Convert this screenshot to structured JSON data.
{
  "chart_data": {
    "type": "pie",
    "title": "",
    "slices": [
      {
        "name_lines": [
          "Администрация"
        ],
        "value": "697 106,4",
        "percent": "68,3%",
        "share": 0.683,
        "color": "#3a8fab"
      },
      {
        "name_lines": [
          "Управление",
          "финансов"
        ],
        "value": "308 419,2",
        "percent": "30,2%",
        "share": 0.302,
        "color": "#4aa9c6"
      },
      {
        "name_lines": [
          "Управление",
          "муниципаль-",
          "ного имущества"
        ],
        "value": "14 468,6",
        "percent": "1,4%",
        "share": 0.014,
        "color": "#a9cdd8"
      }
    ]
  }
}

--

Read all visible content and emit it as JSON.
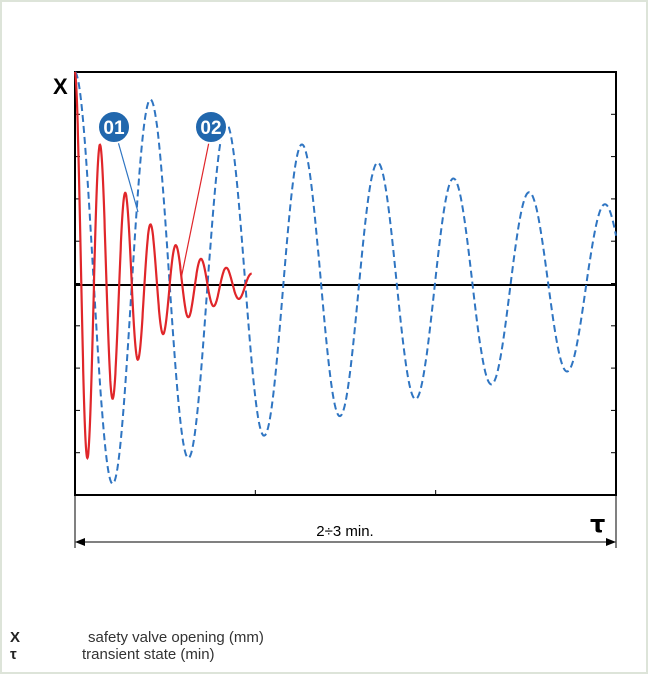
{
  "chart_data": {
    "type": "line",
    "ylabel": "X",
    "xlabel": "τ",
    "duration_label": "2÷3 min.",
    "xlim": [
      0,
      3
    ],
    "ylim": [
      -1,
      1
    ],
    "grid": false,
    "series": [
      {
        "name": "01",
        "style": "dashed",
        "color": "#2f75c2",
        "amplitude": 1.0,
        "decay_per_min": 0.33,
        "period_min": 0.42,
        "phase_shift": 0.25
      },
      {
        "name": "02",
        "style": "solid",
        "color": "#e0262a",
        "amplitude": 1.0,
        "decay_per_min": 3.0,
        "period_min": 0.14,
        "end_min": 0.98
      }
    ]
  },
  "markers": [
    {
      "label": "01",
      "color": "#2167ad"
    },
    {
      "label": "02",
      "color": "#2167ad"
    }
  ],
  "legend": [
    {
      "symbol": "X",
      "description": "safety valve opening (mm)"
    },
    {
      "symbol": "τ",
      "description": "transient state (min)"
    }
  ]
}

--

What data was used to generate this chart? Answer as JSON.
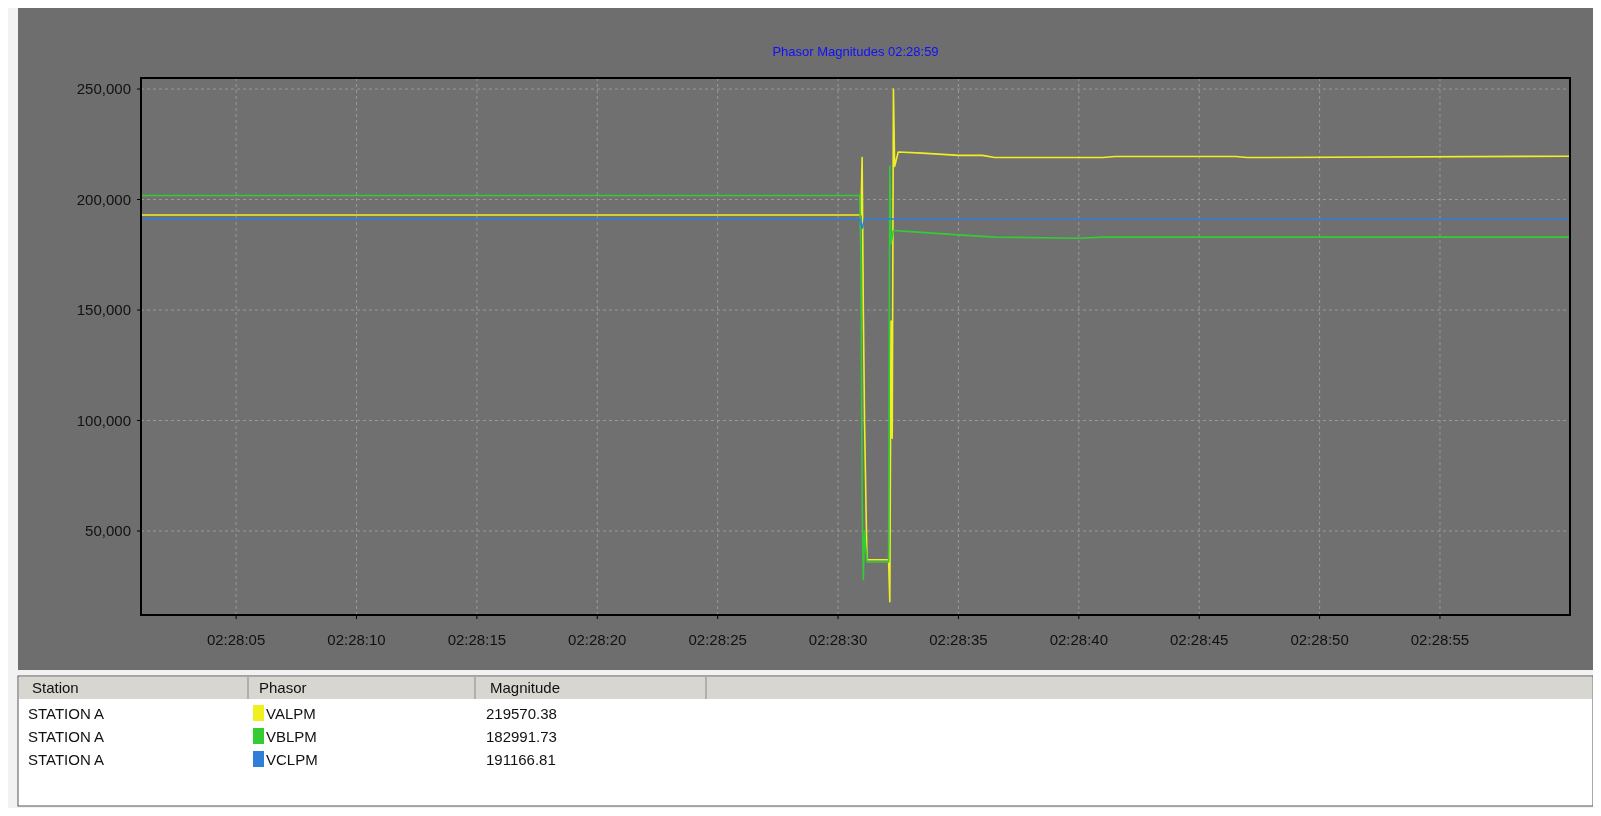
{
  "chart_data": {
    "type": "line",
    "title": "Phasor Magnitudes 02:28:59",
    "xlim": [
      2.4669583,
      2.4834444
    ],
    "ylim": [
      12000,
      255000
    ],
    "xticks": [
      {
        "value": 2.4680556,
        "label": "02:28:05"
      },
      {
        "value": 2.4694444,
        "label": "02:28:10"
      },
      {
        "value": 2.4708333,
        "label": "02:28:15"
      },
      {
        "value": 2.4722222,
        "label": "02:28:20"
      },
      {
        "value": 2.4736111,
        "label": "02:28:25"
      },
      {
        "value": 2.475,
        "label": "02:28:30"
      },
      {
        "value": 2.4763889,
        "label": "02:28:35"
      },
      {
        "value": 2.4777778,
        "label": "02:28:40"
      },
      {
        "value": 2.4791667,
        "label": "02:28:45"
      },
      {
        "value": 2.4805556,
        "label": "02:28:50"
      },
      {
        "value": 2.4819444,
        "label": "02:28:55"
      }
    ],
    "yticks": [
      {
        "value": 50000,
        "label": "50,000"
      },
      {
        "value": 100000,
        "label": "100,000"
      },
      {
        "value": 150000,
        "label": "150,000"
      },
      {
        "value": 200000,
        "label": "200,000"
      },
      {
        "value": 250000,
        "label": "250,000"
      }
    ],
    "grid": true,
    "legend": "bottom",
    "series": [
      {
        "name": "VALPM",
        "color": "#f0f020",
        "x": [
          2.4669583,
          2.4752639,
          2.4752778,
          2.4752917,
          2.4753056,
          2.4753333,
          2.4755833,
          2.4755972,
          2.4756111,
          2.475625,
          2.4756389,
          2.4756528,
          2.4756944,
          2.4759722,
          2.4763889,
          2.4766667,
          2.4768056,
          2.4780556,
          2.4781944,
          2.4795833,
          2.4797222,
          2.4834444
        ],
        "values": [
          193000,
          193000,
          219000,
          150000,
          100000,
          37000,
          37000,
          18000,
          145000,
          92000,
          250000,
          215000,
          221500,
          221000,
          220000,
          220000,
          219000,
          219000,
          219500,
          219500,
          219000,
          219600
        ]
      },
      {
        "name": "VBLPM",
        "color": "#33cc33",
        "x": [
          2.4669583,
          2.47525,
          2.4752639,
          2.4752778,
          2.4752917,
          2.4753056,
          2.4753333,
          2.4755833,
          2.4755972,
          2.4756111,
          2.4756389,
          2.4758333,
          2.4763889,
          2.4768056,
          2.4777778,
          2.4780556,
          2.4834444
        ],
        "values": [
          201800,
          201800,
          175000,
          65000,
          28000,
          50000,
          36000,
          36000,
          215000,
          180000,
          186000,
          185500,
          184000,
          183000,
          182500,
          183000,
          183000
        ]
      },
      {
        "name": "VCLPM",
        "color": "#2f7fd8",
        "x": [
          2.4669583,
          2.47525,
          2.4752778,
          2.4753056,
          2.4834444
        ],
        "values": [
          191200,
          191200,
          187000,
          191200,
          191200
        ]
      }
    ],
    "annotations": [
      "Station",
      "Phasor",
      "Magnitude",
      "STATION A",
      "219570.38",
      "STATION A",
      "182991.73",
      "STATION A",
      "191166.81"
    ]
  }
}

### [Exercise details]
Look through the data and gather every line with the string "Phasor" in it.

### [Answer to this problem]
    "title": "Phasor Magnitudes 02:28:59",
      "Phasor",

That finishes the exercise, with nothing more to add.